- TASK PROMPT -
How many lines hold the string "경우에만"? Reply with the number alone.

- DATA FOR THIS TASK -
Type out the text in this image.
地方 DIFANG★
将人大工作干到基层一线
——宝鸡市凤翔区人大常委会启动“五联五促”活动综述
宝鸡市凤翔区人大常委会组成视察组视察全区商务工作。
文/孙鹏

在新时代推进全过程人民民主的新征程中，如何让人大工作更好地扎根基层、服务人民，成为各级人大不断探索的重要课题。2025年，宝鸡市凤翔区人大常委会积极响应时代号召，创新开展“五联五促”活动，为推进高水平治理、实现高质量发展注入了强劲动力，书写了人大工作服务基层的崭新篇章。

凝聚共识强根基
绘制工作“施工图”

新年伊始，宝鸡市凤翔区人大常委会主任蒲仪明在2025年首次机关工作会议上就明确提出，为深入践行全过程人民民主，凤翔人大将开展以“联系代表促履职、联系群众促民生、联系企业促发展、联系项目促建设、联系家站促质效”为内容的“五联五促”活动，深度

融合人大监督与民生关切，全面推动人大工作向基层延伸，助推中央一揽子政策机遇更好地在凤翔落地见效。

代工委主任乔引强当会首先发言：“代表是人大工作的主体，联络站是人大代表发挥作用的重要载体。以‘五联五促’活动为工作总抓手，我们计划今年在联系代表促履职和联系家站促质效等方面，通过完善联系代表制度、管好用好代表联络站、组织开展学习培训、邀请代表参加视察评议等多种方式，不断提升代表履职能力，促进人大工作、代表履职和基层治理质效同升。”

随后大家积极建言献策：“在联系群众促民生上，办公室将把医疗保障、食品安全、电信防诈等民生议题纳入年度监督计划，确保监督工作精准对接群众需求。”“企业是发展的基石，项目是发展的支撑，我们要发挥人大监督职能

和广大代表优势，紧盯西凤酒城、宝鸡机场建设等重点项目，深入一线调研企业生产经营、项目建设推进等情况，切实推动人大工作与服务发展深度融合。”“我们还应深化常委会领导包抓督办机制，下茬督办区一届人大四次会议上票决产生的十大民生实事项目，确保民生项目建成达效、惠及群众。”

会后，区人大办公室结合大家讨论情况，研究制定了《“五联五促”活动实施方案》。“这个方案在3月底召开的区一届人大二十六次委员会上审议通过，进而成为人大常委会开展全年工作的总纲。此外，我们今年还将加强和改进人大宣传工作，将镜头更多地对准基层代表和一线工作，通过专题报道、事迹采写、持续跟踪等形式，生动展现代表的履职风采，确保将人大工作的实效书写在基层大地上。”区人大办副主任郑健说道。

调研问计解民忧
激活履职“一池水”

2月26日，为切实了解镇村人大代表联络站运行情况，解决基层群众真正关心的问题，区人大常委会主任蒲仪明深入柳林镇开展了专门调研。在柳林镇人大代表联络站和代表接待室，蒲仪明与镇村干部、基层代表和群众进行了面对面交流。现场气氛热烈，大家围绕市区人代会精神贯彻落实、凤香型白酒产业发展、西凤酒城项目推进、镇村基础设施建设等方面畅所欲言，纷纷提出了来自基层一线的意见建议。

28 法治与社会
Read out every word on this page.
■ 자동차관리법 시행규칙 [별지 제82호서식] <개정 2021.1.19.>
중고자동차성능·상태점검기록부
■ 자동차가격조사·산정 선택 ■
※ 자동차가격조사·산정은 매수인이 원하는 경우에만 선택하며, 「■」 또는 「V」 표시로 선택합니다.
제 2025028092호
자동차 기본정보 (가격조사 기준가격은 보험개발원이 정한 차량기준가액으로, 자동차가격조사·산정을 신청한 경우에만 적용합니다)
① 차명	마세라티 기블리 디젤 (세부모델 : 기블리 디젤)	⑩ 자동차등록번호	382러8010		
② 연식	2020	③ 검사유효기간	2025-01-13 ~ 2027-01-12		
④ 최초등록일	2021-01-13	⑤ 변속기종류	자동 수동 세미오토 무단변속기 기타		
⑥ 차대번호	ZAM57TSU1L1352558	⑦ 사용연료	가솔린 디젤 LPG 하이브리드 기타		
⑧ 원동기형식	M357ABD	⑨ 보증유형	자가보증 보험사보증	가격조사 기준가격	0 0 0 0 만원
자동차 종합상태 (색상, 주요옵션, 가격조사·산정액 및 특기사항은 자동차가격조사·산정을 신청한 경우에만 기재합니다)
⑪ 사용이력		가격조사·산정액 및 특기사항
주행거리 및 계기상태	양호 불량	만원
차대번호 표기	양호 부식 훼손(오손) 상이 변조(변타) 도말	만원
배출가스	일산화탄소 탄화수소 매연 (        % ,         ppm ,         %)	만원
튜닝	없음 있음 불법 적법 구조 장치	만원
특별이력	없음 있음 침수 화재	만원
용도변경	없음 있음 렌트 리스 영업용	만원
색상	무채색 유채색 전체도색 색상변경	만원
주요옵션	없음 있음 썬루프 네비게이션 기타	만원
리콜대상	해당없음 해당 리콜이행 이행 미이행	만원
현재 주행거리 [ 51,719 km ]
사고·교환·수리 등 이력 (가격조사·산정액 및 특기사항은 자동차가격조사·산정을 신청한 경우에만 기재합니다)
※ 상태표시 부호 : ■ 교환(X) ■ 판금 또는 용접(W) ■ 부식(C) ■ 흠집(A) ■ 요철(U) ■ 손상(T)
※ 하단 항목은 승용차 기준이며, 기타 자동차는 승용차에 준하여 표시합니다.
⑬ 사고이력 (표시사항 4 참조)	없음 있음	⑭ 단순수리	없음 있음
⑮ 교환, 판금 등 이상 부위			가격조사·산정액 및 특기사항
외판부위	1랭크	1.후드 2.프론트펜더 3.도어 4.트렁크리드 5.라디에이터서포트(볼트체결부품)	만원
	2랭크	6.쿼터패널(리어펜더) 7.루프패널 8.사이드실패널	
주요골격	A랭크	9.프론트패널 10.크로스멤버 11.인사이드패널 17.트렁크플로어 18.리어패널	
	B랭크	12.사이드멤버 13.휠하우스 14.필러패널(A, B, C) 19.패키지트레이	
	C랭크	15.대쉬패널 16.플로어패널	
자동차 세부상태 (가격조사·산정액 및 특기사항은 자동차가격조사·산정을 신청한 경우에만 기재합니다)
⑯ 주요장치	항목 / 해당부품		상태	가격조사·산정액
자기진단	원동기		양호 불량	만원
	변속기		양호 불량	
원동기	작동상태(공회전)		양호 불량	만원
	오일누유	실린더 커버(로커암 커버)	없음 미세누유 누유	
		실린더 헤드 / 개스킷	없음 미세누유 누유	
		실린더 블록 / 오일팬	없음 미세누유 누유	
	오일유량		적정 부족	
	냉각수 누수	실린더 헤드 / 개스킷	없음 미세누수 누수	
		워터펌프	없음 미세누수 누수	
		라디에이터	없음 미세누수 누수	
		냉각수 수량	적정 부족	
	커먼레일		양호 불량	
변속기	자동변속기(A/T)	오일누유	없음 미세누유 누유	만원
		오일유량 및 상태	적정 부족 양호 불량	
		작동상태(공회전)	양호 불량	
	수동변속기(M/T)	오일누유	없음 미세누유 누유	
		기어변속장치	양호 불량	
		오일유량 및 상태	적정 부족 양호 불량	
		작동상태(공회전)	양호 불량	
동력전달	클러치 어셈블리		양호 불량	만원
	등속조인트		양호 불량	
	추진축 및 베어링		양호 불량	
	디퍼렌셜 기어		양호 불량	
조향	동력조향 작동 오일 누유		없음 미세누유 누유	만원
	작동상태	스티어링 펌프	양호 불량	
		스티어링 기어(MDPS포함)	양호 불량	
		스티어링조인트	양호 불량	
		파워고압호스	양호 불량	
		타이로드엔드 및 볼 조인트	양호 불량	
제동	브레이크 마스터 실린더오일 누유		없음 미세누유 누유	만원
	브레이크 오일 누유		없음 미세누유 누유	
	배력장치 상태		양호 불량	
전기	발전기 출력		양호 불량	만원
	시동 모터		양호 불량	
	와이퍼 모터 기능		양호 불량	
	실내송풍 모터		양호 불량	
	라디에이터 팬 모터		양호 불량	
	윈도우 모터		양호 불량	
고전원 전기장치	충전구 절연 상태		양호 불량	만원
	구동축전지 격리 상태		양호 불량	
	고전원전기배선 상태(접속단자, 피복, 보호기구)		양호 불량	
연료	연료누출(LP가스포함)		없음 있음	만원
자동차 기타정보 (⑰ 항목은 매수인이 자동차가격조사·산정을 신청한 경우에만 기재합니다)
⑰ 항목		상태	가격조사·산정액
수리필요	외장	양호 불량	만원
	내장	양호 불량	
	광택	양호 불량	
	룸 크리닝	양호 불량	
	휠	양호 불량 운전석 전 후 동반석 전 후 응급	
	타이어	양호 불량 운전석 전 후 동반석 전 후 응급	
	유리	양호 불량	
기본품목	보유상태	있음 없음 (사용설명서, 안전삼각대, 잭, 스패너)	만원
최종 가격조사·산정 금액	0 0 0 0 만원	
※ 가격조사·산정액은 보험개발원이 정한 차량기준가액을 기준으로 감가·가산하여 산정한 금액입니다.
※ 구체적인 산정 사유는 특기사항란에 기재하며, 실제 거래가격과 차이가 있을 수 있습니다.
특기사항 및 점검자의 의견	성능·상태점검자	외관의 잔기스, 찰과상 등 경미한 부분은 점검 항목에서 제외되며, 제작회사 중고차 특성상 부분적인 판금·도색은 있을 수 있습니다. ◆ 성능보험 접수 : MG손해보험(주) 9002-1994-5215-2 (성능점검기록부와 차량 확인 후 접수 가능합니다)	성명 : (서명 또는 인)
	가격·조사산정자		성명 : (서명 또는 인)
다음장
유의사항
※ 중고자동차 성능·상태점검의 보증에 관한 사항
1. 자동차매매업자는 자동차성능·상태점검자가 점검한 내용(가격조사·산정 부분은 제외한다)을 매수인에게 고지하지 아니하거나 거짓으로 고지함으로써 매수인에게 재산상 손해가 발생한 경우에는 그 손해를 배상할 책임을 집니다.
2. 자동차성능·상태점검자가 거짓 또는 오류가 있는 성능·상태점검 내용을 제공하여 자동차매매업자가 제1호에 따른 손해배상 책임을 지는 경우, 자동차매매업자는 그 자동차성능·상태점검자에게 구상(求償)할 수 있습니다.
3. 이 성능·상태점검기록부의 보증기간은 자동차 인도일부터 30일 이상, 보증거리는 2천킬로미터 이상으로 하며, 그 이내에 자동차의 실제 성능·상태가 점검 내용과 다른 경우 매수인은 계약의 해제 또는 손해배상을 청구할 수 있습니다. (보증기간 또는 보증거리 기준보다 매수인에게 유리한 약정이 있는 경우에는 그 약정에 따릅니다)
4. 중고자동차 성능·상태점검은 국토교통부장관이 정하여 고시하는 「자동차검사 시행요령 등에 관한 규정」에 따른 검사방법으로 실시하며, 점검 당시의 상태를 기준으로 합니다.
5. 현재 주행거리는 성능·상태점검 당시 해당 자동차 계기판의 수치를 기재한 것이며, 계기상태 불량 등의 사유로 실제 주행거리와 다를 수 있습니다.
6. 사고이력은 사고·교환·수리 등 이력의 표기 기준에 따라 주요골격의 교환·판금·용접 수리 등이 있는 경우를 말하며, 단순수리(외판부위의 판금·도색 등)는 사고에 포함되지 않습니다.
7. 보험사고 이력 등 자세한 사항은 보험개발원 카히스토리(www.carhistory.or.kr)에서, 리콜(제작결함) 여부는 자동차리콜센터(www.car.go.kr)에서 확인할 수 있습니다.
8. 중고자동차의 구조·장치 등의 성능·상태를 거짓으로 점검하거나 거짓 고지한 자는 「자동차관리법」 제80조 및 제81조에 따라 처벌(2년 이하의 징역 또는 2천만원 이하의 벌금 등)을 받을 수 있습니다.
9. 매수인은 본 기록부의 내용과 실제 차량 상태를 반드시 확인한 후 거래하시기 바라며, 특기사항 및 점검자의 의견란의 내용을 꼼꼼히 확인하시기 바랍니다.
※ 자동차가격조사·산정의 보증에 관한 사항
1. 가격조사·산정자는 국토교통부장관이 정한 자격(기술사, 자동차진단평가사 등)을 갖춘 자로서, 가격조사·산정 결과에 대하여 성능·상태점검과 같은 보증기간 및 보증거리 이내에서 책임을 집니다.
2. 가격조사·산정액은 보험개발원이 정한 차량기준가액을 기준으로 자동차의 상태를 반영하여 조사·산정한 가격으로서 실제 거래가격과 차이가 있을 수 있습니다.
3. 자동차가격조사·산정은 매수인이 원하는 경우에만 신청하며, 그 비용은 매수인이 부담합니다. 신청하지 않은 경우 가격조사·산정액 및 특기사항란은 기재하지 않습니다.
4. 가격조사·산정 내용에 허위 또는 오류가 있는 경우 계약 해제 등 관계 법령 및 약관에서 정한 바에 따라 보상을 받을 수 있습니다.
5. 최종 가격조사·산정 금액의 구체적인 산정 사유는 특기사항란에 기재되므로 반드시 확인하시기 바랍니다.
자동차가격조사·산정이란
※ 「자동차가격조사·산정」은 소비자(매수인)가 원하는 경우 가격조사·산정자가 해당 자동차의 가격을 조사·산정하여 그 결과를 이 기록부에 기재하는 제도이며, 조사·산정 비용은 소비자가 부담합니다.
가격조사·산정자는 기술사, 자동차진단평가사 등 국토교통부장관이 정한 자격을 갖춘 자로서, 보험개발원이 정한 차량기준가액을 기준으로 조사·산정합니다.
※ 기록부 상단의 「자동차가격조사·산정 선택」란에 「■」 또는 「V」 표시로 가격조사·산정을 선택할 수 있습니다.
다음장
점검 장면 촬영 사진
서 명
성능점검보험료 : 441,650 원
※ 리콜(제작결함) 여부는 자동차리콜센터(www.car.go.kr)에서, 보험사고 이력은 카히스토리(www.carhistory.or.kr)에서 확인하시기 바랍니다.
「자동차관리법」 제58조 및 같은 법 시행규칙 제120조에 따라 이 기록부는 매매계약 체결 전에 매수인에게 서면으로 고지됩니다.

- RESULT FOR THIS EXERCISE -
7